--- START ---

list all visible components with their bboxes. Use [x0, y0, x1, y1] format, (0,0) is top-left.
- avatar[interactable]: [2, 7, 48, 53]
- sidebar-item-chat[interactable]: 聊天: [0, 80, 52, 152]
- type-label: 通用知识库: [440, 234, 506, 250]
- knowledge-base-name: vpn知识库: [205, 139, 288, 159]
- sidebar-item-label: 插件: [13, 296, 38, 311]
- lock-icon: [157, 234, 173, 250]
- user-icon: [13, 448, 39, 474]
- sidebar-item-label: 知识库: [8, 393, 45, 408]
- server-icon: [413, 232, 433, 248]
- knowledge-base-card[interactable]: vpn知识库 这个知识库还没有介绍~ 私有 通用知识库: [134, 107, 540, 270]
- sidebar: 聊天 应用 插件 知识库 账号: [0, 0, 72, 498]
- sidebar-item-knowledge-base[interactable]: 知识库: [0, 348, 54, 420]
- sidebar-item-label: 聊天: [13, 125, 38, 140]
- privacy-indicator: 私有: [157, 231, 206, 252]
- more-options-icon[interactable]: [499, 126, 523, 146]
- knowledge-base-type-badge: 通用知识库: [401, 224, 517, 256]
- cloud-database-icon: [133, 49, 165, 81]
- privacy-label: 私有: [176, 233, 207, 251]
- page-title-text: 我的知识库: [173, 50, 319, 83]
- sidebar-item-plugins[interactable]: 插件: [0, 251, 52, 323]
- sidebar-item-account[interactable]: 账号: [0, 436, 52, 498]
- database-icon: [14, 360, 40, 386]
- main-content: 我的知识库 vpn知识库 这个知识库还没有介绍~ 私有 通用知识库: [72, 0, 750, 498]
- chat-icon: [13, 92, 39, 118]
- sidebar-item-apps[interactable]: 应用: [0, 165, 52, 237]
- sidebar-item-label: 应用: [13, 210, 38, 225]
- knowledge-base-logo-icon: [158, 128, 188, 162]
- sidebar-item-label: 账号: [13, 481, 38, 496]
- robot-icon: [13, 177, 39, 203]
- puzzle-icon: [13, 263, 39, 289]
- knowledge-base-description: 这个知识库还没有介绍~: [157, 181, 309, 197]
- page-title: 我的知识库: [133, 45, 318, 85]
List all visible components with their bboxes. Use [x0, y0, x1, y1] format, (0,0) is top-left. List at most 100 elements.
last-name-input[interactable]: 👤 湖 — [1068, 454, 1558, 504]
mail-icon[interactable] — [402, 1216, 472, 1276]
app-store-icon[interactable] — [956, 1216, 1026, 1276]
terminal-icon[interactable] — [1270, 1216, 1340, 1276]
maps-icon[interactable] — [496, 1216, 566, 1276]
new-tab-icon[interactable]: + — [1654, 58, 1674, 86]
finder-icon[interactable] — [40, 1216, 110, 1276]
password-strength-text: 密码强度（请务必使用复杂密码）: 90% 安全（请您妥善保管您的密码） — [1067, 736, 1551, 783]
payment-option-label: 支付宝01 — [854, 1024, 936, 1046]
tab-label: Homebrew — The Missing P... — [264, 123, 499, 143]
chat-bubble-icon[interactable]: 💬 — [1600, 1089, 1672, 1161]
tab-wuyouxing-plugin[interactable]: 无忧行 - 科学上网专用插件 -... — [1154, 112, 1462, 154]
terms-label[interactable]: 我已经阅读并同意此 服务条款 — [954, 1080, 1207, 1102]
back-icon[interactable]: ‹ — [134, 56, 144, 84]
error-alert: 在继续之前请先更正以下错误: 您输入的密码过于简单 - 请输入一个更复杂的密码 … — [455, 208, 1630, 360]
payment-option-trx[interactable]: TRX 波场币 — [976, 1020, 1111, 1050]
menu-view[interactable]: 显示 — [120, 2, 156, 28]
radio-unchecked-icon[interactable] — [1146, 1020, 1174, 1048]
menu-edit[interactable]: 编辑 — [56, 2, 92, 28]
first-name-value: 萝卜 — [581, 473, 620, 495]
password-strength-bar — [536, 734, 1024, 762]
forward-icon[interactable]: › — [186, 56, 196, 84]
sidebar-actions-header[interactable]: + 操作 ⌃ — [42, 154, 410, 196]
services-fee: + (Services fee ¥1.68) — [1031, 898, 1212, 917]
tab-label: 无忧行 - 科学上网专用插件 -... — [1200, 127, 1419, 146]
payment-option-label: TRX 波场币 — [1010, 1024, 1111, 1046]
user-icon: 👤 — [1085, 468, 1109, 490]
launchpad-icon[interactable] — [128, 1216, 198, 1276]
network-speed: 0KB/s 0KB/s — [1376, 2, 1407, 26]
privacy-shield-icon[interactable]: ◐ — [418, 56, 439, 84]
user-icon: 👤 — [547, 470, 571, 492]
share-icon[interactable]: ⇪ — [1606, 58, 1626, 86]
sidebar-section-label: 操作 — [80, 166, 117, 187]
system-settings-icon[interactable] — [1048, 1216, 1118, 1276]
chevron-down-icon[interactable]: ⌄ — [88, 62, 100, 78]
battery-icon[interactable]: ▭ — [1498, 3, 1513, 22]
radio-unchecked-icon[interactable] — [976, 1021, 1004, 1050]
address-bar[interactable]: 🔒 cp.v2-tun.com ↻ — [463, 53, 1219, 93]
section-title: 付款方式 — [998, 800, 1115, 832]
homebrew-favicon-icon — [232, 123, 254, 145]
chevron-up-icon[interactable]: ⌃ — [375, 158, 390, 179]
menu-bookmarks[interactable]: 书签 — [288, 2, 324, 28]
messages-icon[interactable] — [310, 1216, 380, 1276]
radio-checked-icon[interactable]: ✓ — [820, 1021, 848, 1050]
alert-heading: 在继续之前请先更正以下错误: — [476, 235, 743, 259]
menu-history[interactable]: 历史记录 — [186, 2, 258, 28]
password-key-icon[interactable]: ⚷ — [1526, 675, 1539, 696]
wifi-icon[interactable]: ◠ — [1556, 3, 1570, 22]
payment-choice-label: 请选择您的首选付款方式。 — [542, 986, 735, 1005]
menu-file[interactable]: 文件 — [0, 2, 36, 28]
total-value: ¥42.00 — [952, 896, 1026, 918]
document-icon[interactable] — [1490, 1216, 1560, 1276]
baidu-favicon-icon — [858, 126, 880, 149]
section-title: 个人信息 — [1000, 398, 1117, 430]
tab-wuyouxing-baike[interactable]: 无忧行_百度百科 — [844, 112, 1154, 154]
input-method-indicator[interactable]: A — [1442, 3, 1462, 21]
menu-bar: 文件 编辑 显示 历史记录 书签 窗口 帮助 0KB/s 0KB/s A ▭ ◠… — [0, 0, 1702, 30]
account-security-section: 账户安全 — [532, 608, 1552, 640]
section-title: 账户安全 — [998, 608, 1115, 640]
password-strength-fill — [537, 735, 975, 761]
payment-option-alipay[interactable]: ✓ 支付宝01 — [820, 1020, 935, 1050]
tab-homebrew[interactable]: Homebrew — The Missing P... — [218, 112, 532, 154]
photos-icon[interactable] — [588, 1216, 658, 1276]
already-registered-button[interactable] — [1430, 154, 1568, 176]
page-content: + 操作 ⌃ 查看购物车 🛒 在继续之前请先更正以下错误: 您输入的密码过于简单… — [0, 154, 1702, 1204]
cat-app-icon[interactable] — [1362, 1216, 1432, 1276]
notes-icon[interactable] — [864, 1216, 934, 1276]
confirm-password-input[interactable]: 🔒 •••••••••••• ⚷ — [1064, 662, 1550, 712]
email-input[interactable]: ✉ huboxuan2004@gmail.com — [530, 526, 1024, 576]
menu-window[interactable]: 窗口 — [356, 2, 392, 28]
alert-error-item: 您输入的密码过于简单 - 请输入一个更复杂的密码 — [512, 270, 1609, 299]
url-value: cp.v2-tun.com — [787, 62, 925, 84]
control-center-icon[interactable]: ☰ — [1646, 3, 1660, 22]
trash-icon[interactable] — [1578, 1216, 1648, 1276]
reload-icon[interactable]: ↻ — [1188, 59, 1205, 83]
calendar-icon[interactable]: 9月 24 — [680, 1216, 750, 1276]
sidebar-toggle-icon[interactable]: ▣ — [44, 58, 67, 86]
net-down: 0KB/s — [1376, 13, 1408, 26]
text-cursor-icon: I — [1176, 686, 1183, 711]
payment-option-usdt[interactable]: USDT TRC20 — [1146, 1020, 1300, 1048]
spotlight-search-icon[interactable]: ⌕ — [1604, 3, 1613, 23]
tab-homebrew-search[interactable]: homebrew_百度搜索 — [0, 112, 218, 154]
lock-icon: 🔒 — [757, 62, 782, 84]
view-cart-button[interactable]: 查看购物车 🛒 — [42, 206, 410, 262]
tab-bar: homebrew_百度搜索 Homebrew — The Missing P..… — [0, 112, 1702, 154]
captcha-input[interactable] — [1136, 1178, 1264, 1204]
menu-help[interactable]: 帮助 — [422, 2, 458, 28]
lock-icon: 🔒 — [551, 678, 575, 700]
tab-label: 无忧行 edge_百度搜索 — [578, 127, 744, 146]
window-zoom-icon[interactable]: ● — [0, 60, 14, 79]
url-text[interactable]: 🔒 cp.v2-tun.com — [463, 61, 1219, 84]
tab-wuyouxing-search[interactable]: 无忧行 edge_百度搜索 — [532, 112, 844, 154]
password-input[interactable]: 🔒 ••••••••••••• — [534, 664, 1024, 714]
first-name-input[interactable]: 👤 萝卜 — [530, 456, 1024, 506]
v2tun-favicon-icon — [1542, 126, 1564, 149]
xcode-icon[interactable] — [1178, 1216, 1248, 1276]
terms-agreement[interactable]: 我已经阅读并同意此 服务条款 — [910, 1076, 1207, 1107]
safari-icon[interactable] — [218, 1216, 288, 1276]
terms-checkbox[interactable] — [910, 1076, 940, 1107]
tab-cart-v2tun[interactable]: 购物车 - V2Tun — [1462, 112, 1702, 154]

--- END ---

WHAT IS ASKED
Can you give the lines of the listing as a numbered list, from its first line through the line containing "- knowledge-base-name: vpn知识库: [205, 139, 288, 159]", with blank lines left out?

SOLUTION TO THIS TASK
1. list all visible components with their bboxes. Use [x0, y0, x1, y1] format, (0,0) is top-left.
2. - avatar[interactable]: [2, 7, 48, 53]
3. - sidebar-item-chat[interactable]: 聊天: [0, 80, 52, 152]
4. - type-label: 通用知识库: [440, 234, 506, 250]
5. - knowledge-base-name: vpn知识库: [205, 139, 288, 159]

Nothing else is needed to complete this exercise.